Extracted records
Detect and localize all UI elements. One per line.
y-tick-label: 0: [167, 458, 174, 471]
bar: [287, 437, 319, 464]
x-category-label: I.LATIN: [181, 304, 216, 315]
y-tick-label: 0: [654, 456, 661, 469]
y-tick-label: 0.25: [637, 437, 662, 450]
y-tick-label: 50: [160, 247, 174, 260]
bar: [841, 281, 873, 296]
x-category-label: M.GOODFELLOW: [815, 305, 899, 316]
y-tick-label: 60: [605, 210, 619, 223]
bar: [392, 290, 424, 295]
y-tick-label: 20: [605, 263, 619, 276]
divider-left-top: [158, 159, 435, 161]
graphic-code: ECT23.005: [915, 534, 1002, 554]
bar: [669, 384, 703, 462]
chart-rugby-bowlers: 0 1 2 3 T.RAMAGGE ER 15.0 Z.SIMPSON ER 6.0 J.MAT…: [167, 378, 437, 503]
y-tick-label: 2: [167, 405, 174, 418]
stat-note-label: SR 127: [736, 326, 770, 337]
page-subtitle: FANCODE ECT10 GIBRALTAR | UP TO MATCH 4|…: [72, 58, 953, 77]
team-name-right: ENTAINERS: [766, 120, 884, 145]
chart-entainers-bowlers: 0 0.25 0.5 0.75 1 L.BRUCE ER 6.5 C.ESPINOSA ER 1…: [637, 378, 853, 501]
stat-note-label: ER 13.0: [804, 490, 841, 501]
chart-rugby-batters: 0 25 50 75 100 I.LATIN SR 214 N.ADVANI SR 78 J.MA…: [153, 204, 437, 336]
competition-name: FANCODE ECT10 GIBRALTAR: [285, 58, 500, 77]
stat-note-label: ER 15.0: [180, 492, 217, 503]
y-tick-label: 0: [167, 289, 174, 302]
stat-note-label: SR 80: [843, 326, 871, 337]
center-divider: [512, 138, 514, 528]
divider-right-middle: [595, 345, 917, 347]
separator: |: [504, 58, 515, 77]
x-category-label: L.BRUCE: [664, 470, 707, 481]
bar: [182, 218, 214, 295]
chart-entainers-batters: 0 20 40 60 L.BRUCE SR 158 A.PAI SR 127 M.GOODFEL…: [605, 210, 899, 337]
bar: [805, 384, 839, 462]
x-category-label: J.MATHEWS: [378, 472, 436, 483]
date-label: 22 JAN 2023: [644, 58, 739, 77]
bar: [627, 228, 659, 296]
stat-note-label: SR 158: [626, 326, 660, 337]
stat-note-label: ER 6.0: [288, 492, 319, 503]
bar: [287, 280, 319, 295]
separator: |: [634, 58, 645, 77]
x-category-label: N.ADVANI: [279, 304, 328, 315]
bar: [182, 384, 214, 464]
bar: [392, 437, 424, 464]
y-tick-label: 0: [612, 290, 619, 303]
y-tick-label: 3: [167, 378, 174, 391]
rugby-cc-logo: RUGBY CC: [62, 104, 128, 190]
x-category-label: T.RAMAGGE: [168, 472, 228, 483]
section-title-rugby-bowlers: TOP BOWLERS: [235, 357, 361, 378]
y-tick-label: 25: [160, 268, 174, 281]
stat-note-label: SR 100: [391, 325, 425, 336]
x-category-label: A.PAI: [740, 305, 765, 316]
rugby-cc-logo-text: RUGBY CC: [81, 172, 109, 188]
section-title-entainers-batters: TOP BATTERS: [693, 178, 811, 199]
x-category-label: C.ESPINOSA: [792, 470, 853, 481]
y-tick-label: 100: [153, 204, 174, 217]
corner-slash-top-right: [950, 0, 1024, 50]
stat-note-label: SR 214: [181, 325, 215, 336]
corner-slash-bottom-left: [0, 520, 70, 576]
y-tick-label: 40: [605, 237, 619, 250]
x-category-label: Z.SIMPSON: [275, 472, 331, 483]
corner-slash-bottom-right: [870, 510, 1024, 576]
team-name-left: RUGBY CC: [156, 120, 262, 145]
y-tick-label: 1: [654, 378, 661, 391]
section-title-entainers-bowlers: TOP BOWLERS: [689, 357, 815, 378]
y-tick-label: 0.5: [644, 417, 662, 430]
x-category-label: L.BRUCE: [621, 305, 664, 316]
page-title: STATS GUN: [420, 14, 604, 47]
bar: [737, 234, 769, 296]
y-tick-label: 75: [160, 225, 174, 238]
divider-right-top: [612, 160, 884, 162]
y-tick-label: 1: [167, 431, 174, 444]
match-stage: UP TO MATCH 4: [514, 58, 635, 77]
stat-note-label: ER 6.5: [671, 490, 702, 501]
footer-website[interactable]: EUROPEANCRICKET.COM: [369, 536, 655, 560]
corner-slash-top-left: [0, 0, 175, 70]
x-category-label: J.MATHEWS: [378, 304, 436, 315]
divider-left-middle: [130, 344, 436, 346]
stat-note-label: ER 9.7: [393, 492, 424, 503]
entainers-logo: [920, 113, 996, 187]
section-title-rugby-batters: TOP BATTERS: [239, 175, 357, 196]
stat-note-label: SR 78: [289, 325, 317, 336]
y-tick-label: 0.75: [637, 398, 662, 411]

Requirements: Can you render all of these lines as a numbered list, skipping any blank ones?

Task result:
1. Detect and localize all UI elements. One per line.
2. y-tick-label: 0: [167, 458, 174, 471]
3. bar: [287, 437, 319, 464]
4. x-category-label: I.LATIN: [181, 304, 216, 315]
5. y-tick-label: 0: [654, 456, 661, 469]
6. y-tick-label: 0.25: [637, 437, 662, 450]
7. y-tick-label: 50: [160, 247, 174, 260]
8. bar: [841, 281, 873, 296]
9. x-category-label: M.GOODFELLOW: [815, 305, 899, 316]
10. y-tick-label: 60: [605, 210, 619, 223]
11. bar: [392, 290, 424, 295]
12. y-tick-label: 20: [605, 263, 619, 276]
13. divider-left-top: [158, 159, 435, 161]
14. graphic-code: ECT23.005: [915, 534, 1002, 554]
15. bar: [669, 384, 703, 462]
16. chart-rugby-bowlers: 0 1 2 3 T.RAMAGGE ER 15.0 Z.SIMPSON ER 6.0 J.MAT…: [167, 378, 437, 503]
17. y-tick-label: 2: [167, 405, 174, 418]
18. stat-note-label: SR 127: [736, 326, 770, 337]
19. page-subtitle: FANCODE ECT10 GIBRALTAR | UP TO MATCH 4|…: [72, 58, 953, 77]
20. team-name-right: ENTAINERS: [766, 120, 884, 145]
21. chart-entainers-bowlers: 0 0.25 0.5 0.75 1 L.BRUCE ER 6.5 C.ESPINOSA ER 1…: [637, 378, 853, 501]
22. stat-note-label: ER 13.0: [804, 490, 841, 501]
23. chart-rugby-batters: 0 25 50 75 100 I.LATIN SR 214 N.ADVANI SR 78 J.MA…: [153, 204, 437, 336]
24. competition-name: FANCODE ECT10 GIBRALTAR: [285, 58, 500, 77]
25. stat-note-label: ER 15.0: [180, 492, 217, 503]
26. y-tick-label: 0: [167, 289, 174, 302]
27. stat-note-label: SR 80: [843, 326, 871, 337]
28. center-divider: [512, 138, 514, 528]
29. divider-right-middle: [595, 345, 917, 347]
30. separator: |: [504, 58, 515, 77]
31. x-category-label: L.BRUCE: [664, 470, 707, 481]
32. bar: [182, 218, 214, 295]
33. chart-entainers-batters: 0 20 40 60 L.BRUCE SR 158 A.PAI SR 127 M.GOODFEL…: [605, 210, 899, 337]
34. bar: [805, 384, 839, 462]
35. x-category-label: J.MATHEWS: [378, 472, 436, 483]
36. date-label: 22 JAN 2023: [644, 58, 739, 77]
37. bar: [627, 228, 659, 296]
38. stat-note-label: SR 158: [626, 326, 660, 337]
39. stat-note-label: ER 6.0: [288, 492, 319, 503]
40. bar: [287, 280, 319, 295]
41. separator: |: [634, 58, 645, 77]
42. x-category-label: N.ADVANI: [279, 304, 328, 315]
43. bar: [182, 384, 214, 464]
44. bar: [392, 437, 424, 464]
45. y-tick-label: 0: [612, 290, 619, 303]
46. y-tick-label: 3: [167, 378, 174, 391]
47. rugby-cc-logo: RUGBY CC: [62, 104, 128, 190]
48. x-category-label: T.RAMAGGE: [168, 472, 228, 483]
49. section-title-rugby-bowlers: TOP BOWLERS: [235, 357, 361, 378]
50. y-tick-label: 25: [160, 268, 174, 281]
51. stat-note-label: SR 100: [391, 325, 425, 336]
52. x-category-label: A.PAI: [740, 305, 765, 316]
53. rugby-cc-logo-text: RUGBY CC: [81, 172, 109, 188]
54. section-title-entainers-batters: TOP BATTERS: [693, 178, 811, 199]
55. x-category-label: C.ESPINOSA: [792, 470, 853, 481]
56. y-tick-label: 100: [153, 204, 174, 217]
57. corner-slash-top-right: [950, 0, 1024, 50]
58. stat-note-label: SR 214: [181, 325, 215, 336]
59. corner-slash-bottom-left: [0, 520, 70, 576]
60. y-tick-label: 40: [605, 237, 619, 250]
61. x-category-label: Z.SIMPSON: [275, 472, 331, 483]
62. corner-slash-bottom-right: [870, 510, 1024, 576]
63. team-name-left: RUGBY CC: [156, 120, 262, 145]
64. y-tick-label: 1: [654, 378, 661, 391]
65. section-title-entainers-bowlers: TOP BOWLERS: [689, 357, 815, 378]
66. y-tick-label: 0.5: [644, 417, 662, 430]
67. x-category-label: L.BRUCE: [621, 305, 664, 316]
68. page-title: STATS GUN: [420, 14, 604, 47]
69. bar: [737, 234, 769, 296]
70. y-tick-label: 75: [160, 225, 174, 238]
71. divider-right-top: [612, 160, 884, 162]
72. y-tick-label: 1: [167, 431, 174, 444]
73. match-stage: UP TO MATCH 4: [514, 58, 635, 77]
74. stat-note-label: ER 6.5: [671, 490, 702, 501]
75. footer-website[interactable]: EUROPEANCRICKET.COM: [369, 536, 655, 560]
76. corner-slash-top-left: [0, 0, 175, 70]
77. x-category-label: J.MATHEWS: [378, 304, 436, 315]
78. divider-left-middle: [130, 344, 436, 346]
79. stat-note-label: ER 9.7: [393, 492, 424, 503]
80. entainers-logo: [920, 113, 996, 187]
81. section-title-rugby-batters: TOP BATTERS: [239, 175, 357, 196]
82. stat-note-label: SR 78: [289, 325, 317, 336]
83. y-tick-label: 0.75: [637, 398, 662, 411]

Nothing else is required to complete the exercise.